:: MATERIAL FOR THIS TASK ::

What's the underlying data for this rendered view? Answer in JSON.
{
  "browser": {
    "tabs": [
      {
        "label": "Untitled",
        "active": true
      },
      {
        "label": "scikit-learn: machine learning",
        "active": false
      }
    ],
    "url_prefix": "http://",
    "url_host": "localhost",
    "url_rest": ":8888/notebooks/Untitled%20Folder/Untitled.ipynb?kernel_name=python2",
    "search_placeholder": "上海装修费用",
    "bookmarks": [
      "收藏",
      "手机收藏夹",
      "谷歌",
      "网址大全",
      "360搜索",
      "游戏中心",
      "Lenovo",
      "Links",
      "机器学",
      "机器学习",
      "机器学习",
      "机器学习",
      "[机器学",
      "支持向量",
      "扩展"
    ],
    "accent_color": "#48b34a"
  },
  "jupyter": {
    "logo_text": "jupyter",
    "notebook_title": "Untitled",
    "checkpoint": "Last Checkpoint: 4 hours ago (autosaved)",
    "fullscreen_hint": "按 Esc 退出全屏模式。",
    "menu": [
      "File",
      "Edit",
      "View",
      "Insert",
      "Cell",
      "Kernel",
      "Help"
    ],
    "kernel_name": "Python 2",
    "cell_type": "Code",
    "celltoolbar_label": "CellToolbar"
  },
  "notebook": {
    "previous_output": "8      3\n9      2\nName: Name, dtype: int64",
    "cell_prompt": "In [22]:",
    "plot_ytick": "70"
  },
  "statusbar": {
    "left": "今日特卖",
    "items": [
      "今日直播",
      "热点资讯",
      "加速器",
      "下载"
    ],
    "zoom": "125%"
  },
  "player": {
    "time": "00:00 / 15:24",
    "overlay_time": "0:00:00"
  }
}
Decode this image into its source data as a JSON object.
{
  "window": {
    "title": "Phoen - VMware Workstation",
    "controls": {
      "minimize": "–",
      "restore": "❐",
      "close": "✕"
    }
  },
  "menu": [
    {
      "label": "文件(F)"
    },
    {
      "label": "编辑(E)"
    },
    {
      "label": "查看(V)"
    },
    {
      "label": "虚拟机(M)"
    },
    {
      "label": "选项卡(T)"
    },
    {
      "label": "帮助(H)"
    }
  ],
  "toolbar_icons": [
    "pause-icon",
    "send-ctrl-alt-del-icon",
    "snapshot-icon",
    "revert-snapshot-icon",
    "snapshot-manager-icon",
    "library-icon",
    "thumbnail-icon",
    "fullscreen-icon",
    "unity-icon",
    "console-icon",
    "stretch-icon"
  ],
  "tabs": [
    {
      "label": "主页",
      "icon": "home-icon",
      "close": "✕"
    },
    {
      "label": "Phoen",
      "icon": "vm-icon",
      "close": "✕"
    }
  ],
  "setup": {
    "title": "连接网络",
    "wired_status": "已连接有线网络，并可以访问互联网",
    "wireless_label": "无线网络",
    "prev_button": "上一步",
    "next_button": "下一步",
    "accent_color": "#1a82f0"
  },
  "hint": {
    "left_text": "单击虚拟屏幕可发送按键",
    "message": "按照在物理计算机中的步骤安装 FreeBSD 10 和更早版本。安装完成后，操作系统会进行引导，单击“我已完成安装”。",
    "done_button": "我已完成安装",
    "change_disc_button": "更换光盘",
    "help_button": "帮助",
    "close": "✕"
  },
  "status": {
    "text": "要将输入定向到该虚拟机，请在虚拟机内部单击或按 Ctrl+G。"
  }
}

:::

SET TASK => Each line must be given again exactly as written above.

IN RESPONSE =>
What's the underlying data for this rendered view? Answer in JSON.
{
  "browser": {
    "tabs": [
      {
        "label": "Untitled",
        "active": true
      },
      {
        "label": "scikit-learn: machine learning",
        "active": false
      }
    ],
    "url_prefix": "http://",
    "url_host": "localhost",
    "url_rest": ":8888/notebooks/Untitled%20Folder/Untitled.ipynb?kernel_name=python2",
    "search_placeholder": "上海装修费用",
    "bookmarks": [
      "收藏",
      "手机收藏夹",
      "谷歌",
      "网址大全",
      "360搜索",
      "游戏中心",
      "Lenovo",
      "Links",
      "机器学",
      "机器学习",
      "机器学习",
      "机器学习",
      "[机器学",
      "支持向量",
      "扩展"
    ],
    "accent_color": "#48b34a"
  },
  "jupyter": {
    "logo_text": "jupyter",
    "notebook_title": "Untitled",
    "checkpoint": "Last Checkpoint: 4 hours ago (autosaved)",
    "fullscreen_hint": "按 Esc 退出全屏模式。",
    "menu": [
      "File",
      "Edit",
      "View",
      "Insert",
      "Cell",
      "Kernel",
      "Help"
    ],
    "kernel_name": "Python 2",
    "cell_type": "Code",
    "celltoolbar_label": "CellToolbar"
  },
  "notebook": {
    "previous_output": "8      3\n9      2\nName: Name, dtype: int64",
    "cell_prompt": "In [22]:",
    "plot_ytick": "70"
  },
  "statusbar": {
    "left": "今日特卖",
    "items": [
      "今日直播",
      "热点资讯",
      "加速器",
      "下载"
    ],
    "zoom": "125%"
  },
  "player": {
    "time": "00:00 / 15:24",
    "overlay_time": "0:00:00"
  }
}
Decode this image into its source data as a JSON object.
{
  "window": {
    "title": "Phoen - VMware Workstation",
    "controls": {
      "minimize": "–",
      "restore": "❐",
      "close": "✕"
    }
  },
  "menu": [
    {
      "label": "文件(F)"
    },
    {
      "label": "编辑(E)"
    },
    {
      "label": "查看(V)"
    },
    {
      "label": "虚拟机(M)"
    },
    {
      "label": "选项卡(T)"
    },
    {
      "label": "帮助(H)"
    }
  ],
  "toolbar_icons": [
    "pause-icon",
    "send-ctrl-alt-del-icon",
    "snapshot-icon",
    "revert-snapshot-icon",
    "snapshot-manager-icon",
    "library-icon",
    "thumbnail-icon",
    "fullscreen-icon",
    "unity-icon",
    "console-icon",
    "stretch-icon"
  ],
  "tabs": [
    {
      "label": "主页",
      "icon": "home-icon",
      "close": "✕"
    },
    {
      "label": "Phoen",
      "icon": "vm-icon",
      "close": "✕"
    }
  ],
  "setup": {
    "title": "连接网络",
    "wired_status": "已连接有线网络，并可以访问互联网",
    "wireless_label": "无线网络",
    "prev_button": "上一步",
    "next_button": "下一步",
    "accent_color": "#1a82f0"
  },
  "hint": {
    "left_text": "单击虚拟屏幕可发送按键",
    "message": "按照在物理计算机中的步骤安装 FreeBSD 10 和更早版本。安装完成后，操作系统会进行引导，单击“我已完成安装”。",
    "done_button": "我已完成安装",
    "change_disc_button": "更换光盘",
    "help_button": "帮助",
    "close": "✕"
  },
  "status": {
    "text": "要将输入定向到该虚拟机，请在虚拟机内部单击或按 Ctrl+G。"
  }
}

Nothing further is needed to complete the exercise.